━━━ Information given ━━━
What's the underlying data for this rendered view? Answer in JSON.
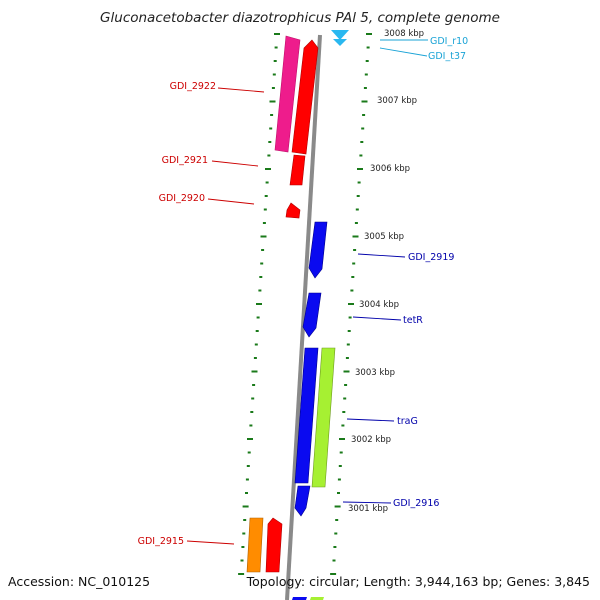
{
  "title": "Gluconacetobacter diazotrophicus PAl 5, complete genome",
  "footer": {
    "accession": "Accession: NC_010125",
    "topology": "Topology: circular; Length: 3,944,163 bp; Genes: 3,845"
  },
  "colors": {
    "backbone": "#8a8a8a",
    "ticks": "#1a7a1a",
    "label_left": "#cc0000",
    "label_right": "#0000aa",
    "label_rna": "#1aa3d6",
    "red": "#ff0000",
    "magenta": "#ee1c8c",
    "blue": "#0a0af0",
    "lime": "#a6f032",
    "orange": "#ff8c00",
    "cyan": "#2ab8f0"
  },
  "scale_labels": [
    "3008 kbp",
    "3007 kbp",
    "3006 kbp",
    "3005 kbp",
    "3004 kbp",
    "3003 kbp",
    "3002 kbp",
    "3001 kbp"
  ],
  "gene_labels": [
    {
      "text": "GDI_r10",
      "side": "right",
      "kind": "rna"
    },
    {
      "text": "GDI_t37",
      "side": "right",
      "kind": "rna"
    },
    {
      "text": "GDI_2922",
      "side": "left",
      "kind": "gene"
    },
    {
      "text": "GDI_2921",
      "side": "left",
      "kind": "gene"
    },
    {
      "text": "GDI_2920",
      "side": "left",
      "kind": "gene"
    },
    {
      "text": "GDI_2919",
      "side": "right",
      "kind": "gene"
    },
    {
      "text": "tetR",
      "side": "right",
      "kind": "gene"
    },
    {
      "text": "traG",
      "side": "right",
      "kind": "gene"
    },
    {
      "text": "GDI_2916",
      "side": "right",
      "kind": "gene"
    },
    {
      "text": "GDI_2915",
      "side": "left",
      "kind": "gene"
    }
  ]
}
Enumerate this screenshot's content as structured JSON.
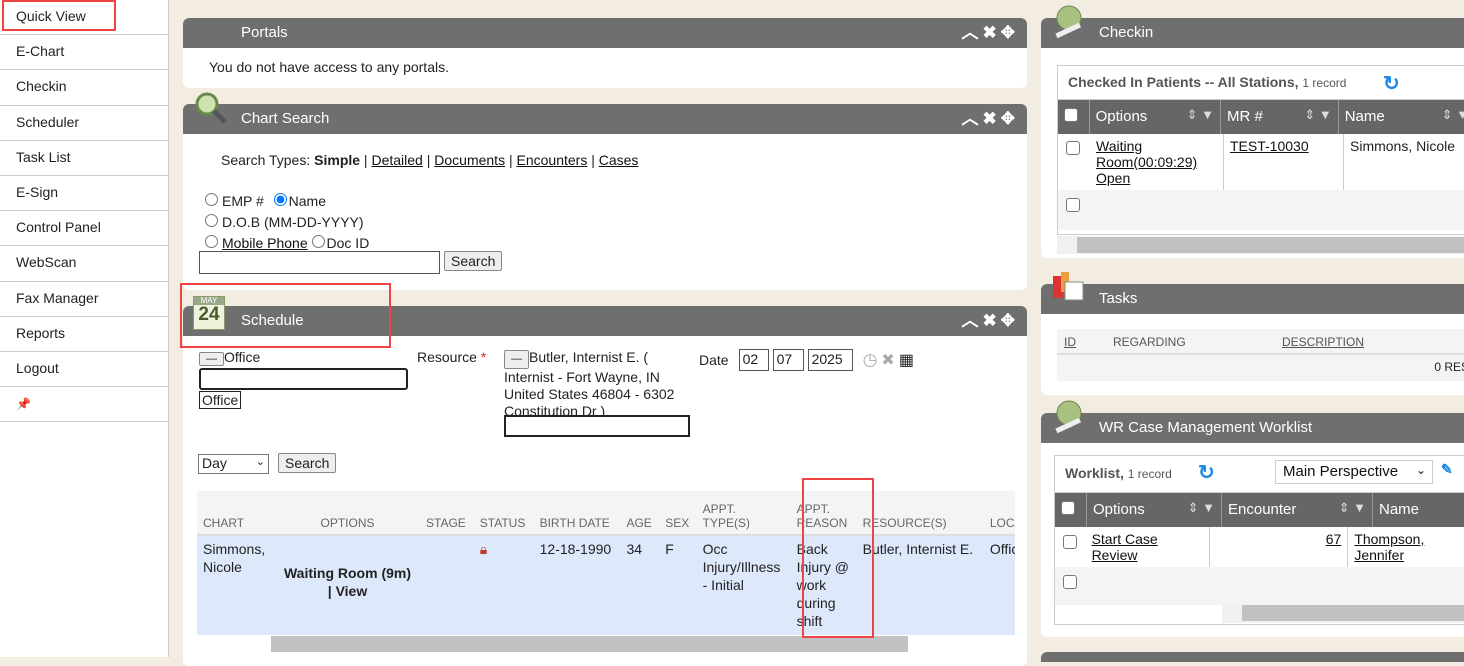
{
  "sidebar": {
    "items": [
      {
        "label": "Quick View"
      },
      {
        "label": "E-Chart"
      },
      {
        "label": "Checkin"
      },
      {
        "label": "Scheduler"
      },
      {
        "label": "Task List"
      },
      {
        "label": "E-Sign"
      },
      {
        "label": "Control Panel"
      },
      {
        "label": "WebScan"
      },
      {
        "label": "Fax Manager"
      },
      {
        "label": "Reports"
      },
      {
        "label": "Logout"
      }
    ],
    "pin_icon": "pin-icon"
  },
  "portals": {
    "title": "Portals",
    "message": "You do not have access to any portals."
  },
  "chart_search": {
    "title": "Chart Search",
    "search_types_label": "Search Types:",
    "types": [
      "Simple",
      "Detailed",
      "Documents",
      "Encounters",
      "Cases"
    ],
    "opt_emp": "EMP #",
    "opt_name": "Name",
    "opt_dob": "D.O.B (MM-DD-YYYY)",
    "opt_mobile": "Mobile Phone",
    "opt_docid": "Doc ID",
    "selected": "Name",
    "search_value": "",
    "search_button": "Search"
  },
  "schedule": {
    "title": "Schedule",
    "icon_month": "MAY",
    "icon_day": "24",
    "office_label": "Office",
    "office_tag": "Office",
    "resource_label": "Resource",
    "required_mark": "*",
    "resource_value": "Butler, Internist E. ( Internist - Fort Wayne, IN United States 46804 - 6302 Constitution Dr )",
    "date_label": "Date",
    "date_mm": "02",
    "date_dd": "07",
    "date_yyyy": "2025",
    "view_select": "Day",
    "search_button": "Search",
    "columns": [
      "CHART",
      "OPTIONS",
      "STAGE",
      "STATUS",
      "BIRTH DATE",
      "AGE",
      "SEX",
      "APPT. TYPE(S)",
      "APPT. REASON",
      "RESOURCE(S)",
      "LOCAT"
    ],
    "rows": [
      {
        "chart": "Simmons, Nicole",
        "options_status": "Waiting Room (9m)",
        "options_view": "| View",
        "stage": "",
        "status_icon": "lock-icon",
        "birth_date": "12-18-1990",
        "age": "34",
        "sex": "F",
        "appt_type": "Occ Injury/Illness - Initial",
        "appt_reason": "Back Injury @ work during shift",
        "resource": "Butler, Internist E.",
        "location": "Office"
      }
    ]
  },
  "checkin": {
    "title": "Checkin",
    "grid_title": "Checked In Patients -- All Stations,",
    "record_count": "1 record",
    "columns": [
      "Options",
      "MR #",
      "Name"
    ],
    "rows": [
      {
        "options": "Waiting Room(00:09:29) Open",
        "mr": "TEST-10030",
        "name": "Simmons, Nicole"
      }
    ]
  },
  "tasks": {
    "title": "Tasks",
    "columns": [
      "ID",
      "REGARDING",
      "DESCRIPTION"
    ],
    "results": "0 RES"
  },
  "worklist": {
    "title": "WR Case Management Worklist",
    "grid_title": "Worklist,",
    "record_count": "1 record",
    "perspective": "Main Perspective",
    "columns": [
      "Options",
      "Encounter",
      "Name"
    ],
    "rows": [
      {
        "options": "Start Case Review",
        "encounter": "67",
        "name": "Thompson, Jennifer"
      }
    ]
  },
  "colors": {
    "header": "#6f6f6f",
    "background": "#f3ece0",
    "highlight": "#ef4444",
    "row_selected": "#dde8fb",
    "refresh": "#1e88e5"
  }
}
━━━
Problem to work on: Every line above is to be returned exactly, with its pictures removed.

Solution:
What's the underlying data for this rendered view? Answer in JSON.
{
  "title": "Gluconacetobacter diazotrophicus PAl 5, complete genome",
  "footer": {
    "accession": "Accession: NC_010125",
    "topology": "Topology: circular; Length: 3,944,163 bp; Genes: 3,845"
  },
  "colors": {
    "backbone": "#8a8a8a",
    "ticks": "#1a7a1a",
    "label_left": "#cc0000",
    "label_right": "#0000aa",
    "label_rna": "#1aa3d6",
    "red": "#ff0000",
    "magenta": "#ee1c8c",
    "blue": "#0a0af0",
    "lime": "#a6f032",
    "orange": "#ff8c00",
    "cyan": "#2ab8f0"
  },
  "scale_labels": [
    "3008 kbp",
    "3007 kbp",
    "3006 kbp",
    "3005 kbp",
    "3004 kbp",
    "3003 kbp",
    "3002 kbp",
    "3001 kbp"
  ],
  "gene_labels": [
    {
      "text": "GDI_r10",
      "side": "right",
      "kind": "rna"
    },
    {
      "text": "GDI_t37",
      "side": "right",
      "kind": "rna"
    },
    {
      "text": "GDI_2922",
      "side": "left",
      "kind": "gene"
    },
    {
      "text": "GDI_2921",
      "side": "left",
      "kind": "gene"
    },
    {
      "text": "GDI_2920",
      "side": "left",
      "kind": "gene"
    },
    {
      "text": "GDI_2919",
      "side": "right",
      "kind": "gene"
    },
    {
      "text": "tetR",
      "side": "right",
      "kind": "gene"
    },
    {
      "text": "traG",
      "side": "right",
      "kind": "gene"
    },
    {
      "text": "GDI_2916",
      "side": "right",
      "kind": "gene"
    },
    {
      "text": "GDI_2915",
      "side": "left",
      "kind": "gene"
    }
  ]
}
Enumerate this screenshot's content as structured JSON.
{
  "sidebar": {
    "items": [
      {
        "label": "Quick View"
      },
      {
        "label": "E-Chart"
      },
      {
        "label": "Checkin"
      },
      {
        "label": "Scheduler"
      },
      {
        "label": "Task List"
      },
      {
        "label": "E-Sign"
      },
      {
        "label": "Control Panel"
      },
      {
        "label": "WebScan"
      },
      {
        "label": "Fax Manager"
      },
      {
        "label": "Reports"
      },
      {
        "label": "Logout"
      }
    ],
    "pin_icon": "pin-icon"
  },
  "portals": {
    "title": "Portals",
    "message": "You do not have access to any portals."
  },
  "chart_search": {
    "title": "Chart Search",
    "search_types_label": "Search Types:",
    "types": [
      "Simple",
      "Detailed",
      "Documents",
      "Encounters",
      "Cases"
    ],
    "opt_emp": "EMP #",
    "opt_name": "Name",
    "opt_dob": "D.O.B (MM-DD-YYYY)",
    "opt_mobile": "Mobile Phone",
    "opt_docid": "Doc ID",
    "selected": "Name",
    "search_value": "",
    "search_button": "Search"
  },
  "schedule": {
    "title": "Schedule",
    "icon_month": "MAY",
    "icon_day": "24",
    "office_label": "Office",
    "office_tag": "Office",
    "resource_label": "Resource",
    "required_mark": "*",
    "resource_value": "Butler, Internist E. ( Internist - Fort Wayne, IN United States 46804 - 6302 Constitution Dr )",
    "date_label": "Date",
    "date_mm": "02",
    "date_dd": "07",
    "date_yyyy": "2025",
    "view_select": "Day",
    "search_button": "Search",
    "columns": [
      "CHART",
      "OPTIONS",
      "STAGE",
      "STATUS",
      "BIRTH DATE",
      "AGE",
      "SEX",
      "APPT. TYPE(S)",
      "APPT. REASON",
      "RESOURCE(S)",
      "LOCAT"
    ],
    "rows": [
      {
        "chart": "Simmons, Nicole",
        "options_status": "Waiting Room (9m)",
        "options_view": "| View",
        "stage": "",
        "status_icon": "lock-icon",
        "birth_date": "12-18-1990",
        "age": "34",
        "sex": "F",
        "appt_type": "Occ Injury/Illness - Initial",
        "appt_reason": "Back Injury @ work during shift",
        "resource": "Butler, Internist E.",
        "location": "Office"
      }
    ]
  },
  "checkin": {
    "title": "Checkin",
    "grid_title": "Checked In Patients -- All Stations,",
    "record_count": "1 record",
    "columns": [
      "Options",
      "MR #",
      "Name"
    ],
    "rows": [
      {
        "options": "Waiting Room(00:09:29) Open",
        "mr": "TEST-10030",
        "name": "Simmons, Nicole"
      }
    ]
  },
  "tasks": {
    "title": "Tasks",
    "columns": [
      "ID",
      "REGARDING",
      "DESCRIPTION"
    ],
    "results": "0 RES"
  },
  "worklist": {
    "title": "WR Case Management Worklist",
    "grid_title": "Worklist,",
    "record_count": "1 record",
    "perspective": "Main Perspective",
    "columns": [
      "Options",
      "Encounter",
      "Name"
    ],
    "rows": [
      {
        "options": "Start Case Review",
        "encounter": "67",
        "name": "Thompson, Jennifer"
      }
    ]
  },
  "colors": {
    "header": "#6f6f6f",
    "background": "#f3ece0",
    "highlight": "#ef4444",
    "row_selected": "#dde8fb",
    "refresh": "#1e88e5"
  }
}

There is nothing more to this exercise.